◆ **The problem**: Without changing a character, return the entries, but not the images they hold.

(Dataset records)
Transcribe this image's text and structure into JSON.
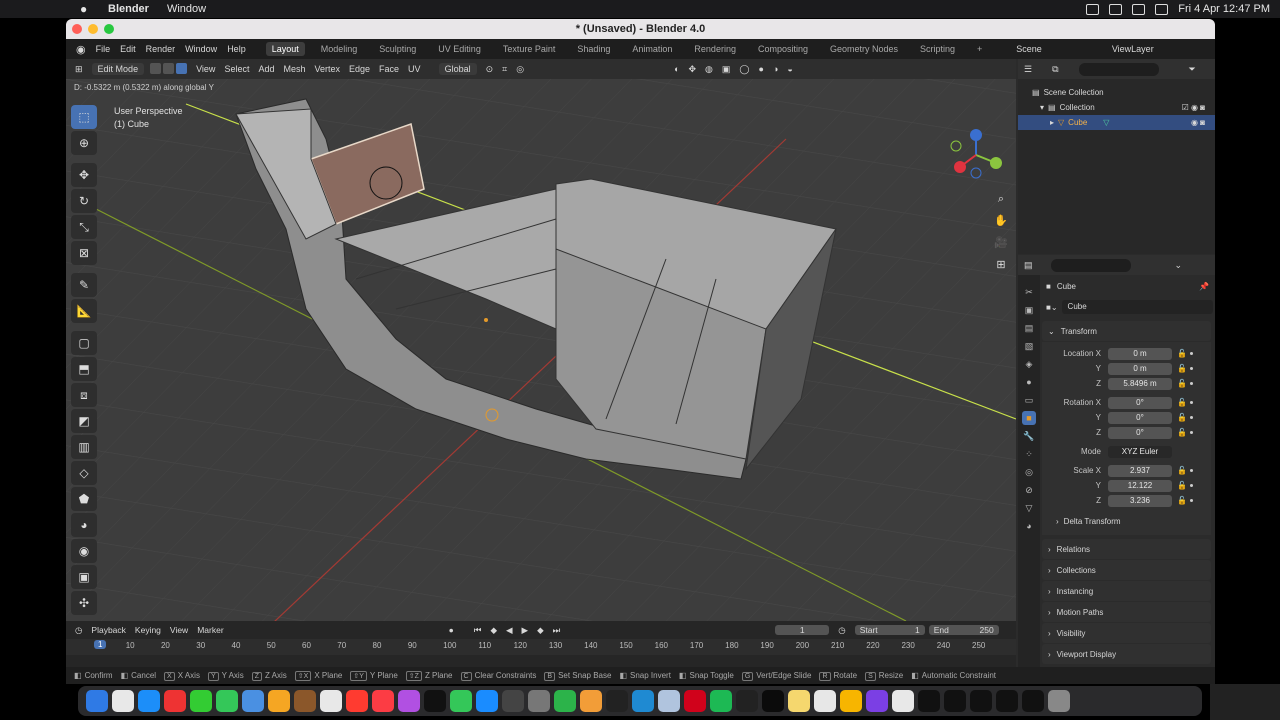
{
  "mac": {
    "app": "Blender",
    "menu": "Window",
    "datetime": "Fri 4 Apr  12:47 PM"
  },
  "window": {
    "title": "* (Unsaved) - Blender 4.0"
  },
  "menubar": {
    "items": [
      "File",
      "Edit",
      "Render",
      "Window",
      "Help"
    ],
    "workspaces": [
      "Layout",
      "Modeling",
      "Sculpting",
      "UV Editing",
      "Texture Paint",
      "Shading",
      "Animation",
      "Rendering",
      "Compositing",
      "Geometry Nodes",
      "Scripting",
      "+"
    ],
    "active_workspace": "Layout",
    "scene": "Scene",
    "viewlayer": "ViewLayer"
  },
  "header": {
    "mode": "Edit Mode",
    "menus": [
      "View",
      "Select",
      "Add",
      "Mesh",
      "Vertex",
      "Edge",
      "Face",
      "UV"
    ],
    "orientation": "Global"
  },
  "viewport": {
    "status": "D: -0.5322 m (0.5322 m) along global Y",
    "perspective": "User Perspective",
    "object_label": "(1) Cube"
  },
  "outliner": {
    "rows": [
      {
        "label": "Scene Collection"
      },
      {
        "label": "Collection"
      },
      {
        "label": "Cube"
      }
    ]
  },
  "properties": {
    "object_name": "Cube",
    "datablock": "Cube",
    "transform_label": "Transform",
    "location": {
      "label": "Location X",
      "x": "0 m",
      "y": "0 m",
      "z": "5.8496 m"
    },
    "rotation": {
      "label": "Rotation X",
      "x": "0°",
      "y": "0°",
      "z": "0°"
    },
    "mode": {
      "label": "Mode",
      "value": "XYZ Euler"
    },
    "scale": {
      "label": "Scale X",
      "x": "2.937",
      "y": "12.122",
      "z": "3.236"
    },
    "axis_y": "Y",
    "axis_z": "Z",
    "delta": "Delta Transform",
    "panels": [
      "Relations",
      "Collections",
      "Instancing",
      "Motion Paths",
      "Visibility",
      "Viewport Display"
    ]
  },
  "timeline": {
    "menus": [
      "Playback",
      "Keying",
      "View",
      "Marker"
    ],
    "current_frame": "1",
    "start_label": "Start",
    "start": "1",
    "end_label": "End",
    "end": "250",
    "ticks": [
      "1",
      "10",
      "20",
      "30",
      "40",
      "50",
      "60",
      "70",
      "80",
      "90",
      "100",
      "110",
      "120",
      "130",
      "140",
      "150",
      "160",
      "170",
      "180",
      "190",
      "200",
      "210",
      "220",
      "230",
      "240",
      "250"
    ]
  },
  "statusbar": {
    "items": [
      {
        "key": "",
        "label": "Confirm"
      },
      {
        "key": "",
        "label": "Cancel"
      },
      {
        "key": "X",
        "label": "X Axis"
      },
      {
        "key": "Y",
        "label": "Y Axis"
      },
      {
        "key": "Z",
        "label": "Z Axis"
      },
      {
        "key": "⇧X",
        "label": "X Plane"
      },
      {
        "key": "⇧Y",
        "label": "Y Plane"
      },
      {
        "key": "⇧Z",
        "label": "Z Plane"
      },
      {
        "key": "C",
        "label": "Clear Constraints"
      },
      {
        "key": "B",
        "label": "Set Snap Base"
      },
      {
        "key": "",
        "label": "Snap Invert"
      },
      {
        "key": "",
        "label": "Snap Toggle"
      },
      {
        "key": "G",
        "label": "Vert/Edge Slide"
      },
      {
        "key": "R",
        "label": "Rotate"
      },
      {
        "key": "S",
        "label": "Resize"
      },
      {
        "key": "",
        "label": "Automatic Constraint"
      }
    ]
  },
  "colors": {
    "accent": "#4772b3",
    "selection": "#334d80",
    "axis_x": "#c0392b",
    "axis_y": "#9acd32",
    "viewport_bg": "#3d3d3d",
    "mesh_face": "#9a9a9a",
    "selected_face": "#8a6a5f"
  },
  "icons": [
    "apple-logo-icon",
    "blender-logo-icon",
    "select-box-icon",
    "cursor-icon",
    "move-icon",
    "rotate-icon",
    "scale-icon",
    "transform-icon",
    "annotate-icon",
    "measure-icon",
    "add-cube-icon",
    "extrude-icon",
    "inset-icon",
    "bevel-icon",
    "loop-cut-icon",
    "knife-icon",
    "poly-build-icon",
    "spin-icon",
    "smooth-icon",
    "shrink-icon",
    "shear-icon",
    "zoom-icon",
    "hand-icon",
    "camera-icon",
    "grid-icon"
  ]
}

◆ **Task answer**:
Transcribe this image's text and structure into JSON.
{
  "mac": {
    "app": "Blender",
    "menu": "Window",
    "datetime": "Fri 4 Apr  12:47 PM"
  },
  "window": {
    "title": "* (Unsaved) - Blender 4.0"
  },
  "menubar": {
    "items": [
      "File",
      "Edit",
      "Render",
      "Window",
      "Help"
    ],
    "workspaces": [
      "Layout",
      "Modeling",
      "Sculpting",
      "UV Editing",
      "Texture Paint",
      "Shading",
      "Animation",
      "Rendering",
      "Compositing",
      "Geometry Nodes",
      "Scripting",
      "+"
    ],
    "active_workspace": "Layout",
    "scene": "Scene",
    "viewlayer": "ViewLayer"
  },
  "header": {
    "mode": "Edit Mode",
    "menus": [
      "View",
      "Select",
      "Add",
      "Mesh",
      "Vertex",
      "Edge",
      "Face",
      "UV"
    ],
    "orientation": "Global"
  },
  "viewport": {
    "status": "D: -0.5322 m (0.5322 m) along global Y",
    "perspective": "User Perspective",
    "object_label": "(1) Cube"
  },
  "outliner": {
    "rows": [
      {
        "label": "Scene Collection"
      },
      {
        "label": "Collection"
      },
      {
        "label": "Cube"
      }
    ]
  },
  "properties": {
    "object_name": "Cube",
    "datablock": "Cube",
    "transform_label": "Transform",
    "location": {
      "label": "Location X",
      "x": "0 m",
      "y": "0 m",
      "z": "5.8496 m"
    },
    "rotation": {
      "label": "Rotation X",
      "x": "0°",
      "y": "0°",
      "z": "0°"
    },
    "mode": {
      "label": "Mode",
      "value": "XYZ Euler"
    },
    "scale": {
      "label": "Scale X",
      "x": "2.937",
      "y": "12.122",
      "z": "3.236"
    },
    "axis_y": "Y",
    "axis_z": "Z",
    "delta": "Delta Transform",
    "panels": [
      "Relations",
      "Collections",
      "Instancing",
      "Motion Paths",
      "Visibility",
      "Viewport Display"
    ]
  },
  "timeline": {
    "menus": [
      "Playback",
      "Keying",
      "View",
      "Marker"
    ],
    "current_frame": "1",
    "start_label": "Start",
    "start": "1",
    "end_label": "End",
    "end": "250",
    "ticks": [
      "1",
      "10",
      "20",
      "30",
      "40",
      "50",
      "60",
      "70",
      "80",
      "90",
      "100",
      "110",
      "120",
      "130",
      "140",
      "150",
      "160",
      "170",
      "180",
      "190",
      "200",
      "210",
      "220",
      "230",
      "240",
      "250"
    ]
  },
  "statusbar": {
    "items": [
      {
        "key": "",
        "label": "Confirm"
      },
      {
        "key": "",
        "label": "Cancel"
      },
      {
        "key": "X",
        "label": "X Axis"
      },
      {
        "key": "Y",
        "label": "Y Axis"
      },
      {
        "key": "Z",
        "label": "Z Axis"
      },
      {
        "key": "⇧X",
        "label": "X Plane"
      },
      {
        "key": "⇧Y",
        "label": "Y Plane"
      },
      {
        "key": "⇧Z",
        "label": "Z Plane"
      },
      {
        "key": "C",
        "label": "Clear Constraints"
      },
      {
        "key": "B",
        "label": "Set Snap Base"
      },
      {
        "key": "",
        "label": "Snap Invert"
      },
      {
        "key": "",
        "label": "Snap Toggle"
      },
      {
        "key": "G",
        "label": "Vert/Edge Slide"
      },
      {
        "key": "R",
        "label": "Rotate"
      },
      {
        "key": "S",
        "label": "Resize"
      },
      {
        "key": "",
        "label": "Automatic Constraint"
      }
    ]
  },
  "colors": {
    "accent": "#4772b3",
    "selection": "#334d80",
    "axis_x": "#c0392b",
    "axis_y": "#9acd32",
    "viewport_bg": "#3d3d3d",
    "mesh_face": "#9a9a9a",
    "selected_face": "#8a6a5f"
  },
  "icons": [
    "apple-logo-icon",
    "blender-logo-icon",
    "select-box-icon",
    "cursor-icon",
    "move-icon",
    "rotate-icon",
    "scale-icon",
    "transform-icon",
    "annotate-icon",
    "measure-icon",
    "add-cube-icon",
    "extrude-icon",
    "inset-icon",
    "bevel-icon",
    "loop-cut-icon",
    "knife-icon",
    "poly-build-icon",
    "spin-icon",
    "smooth-icon",
    "shrink-icon",
    "shear-icon",
    "zoom-icon",
    "hand-icon",
    "camera-icon",
    "grid-icon"
  ]
}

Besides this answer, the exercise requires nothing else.